● **PROBLEM REQUIREMENTS**
Wherever a line in the data below holds "orang", copy that line.

(Collected data)
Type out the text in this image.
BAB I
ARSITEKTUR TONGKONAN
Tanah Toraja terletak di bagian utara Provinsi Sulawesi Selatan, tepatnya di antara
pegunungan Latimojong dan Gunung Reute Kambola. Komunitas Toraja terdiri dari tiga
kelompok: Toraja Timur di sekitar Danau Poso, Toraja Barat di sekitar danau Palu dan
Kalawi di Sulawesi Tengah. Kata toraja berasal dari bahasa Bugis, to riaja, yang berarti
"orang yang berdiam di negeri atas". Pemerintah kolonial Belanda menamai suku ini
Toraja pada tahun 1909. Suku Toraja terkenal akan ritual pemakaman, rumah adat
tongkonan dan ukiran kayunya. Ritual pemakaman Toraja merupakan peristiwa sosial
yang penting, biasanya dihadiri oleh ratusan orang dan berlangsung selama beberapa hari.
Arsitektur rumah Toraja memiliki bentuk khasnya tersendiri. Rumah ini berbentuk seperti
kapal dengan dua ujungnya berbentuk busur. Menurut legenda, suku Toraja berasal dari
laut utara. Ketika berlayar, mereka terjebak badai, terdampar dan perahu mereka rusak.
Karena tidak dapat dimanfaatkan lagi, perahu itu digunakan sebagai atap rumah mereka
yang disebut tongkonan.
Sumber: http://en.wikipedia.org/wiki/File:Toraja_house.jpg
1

● **EXERCISE OUTPUT**
"orang yang berdiam di negeri atas". Pemerintah kolonial Belanda menamai suku ini
yang penting, biasanya dihadiri oleh ratusan orang dan berlangsung selama beberapa hari.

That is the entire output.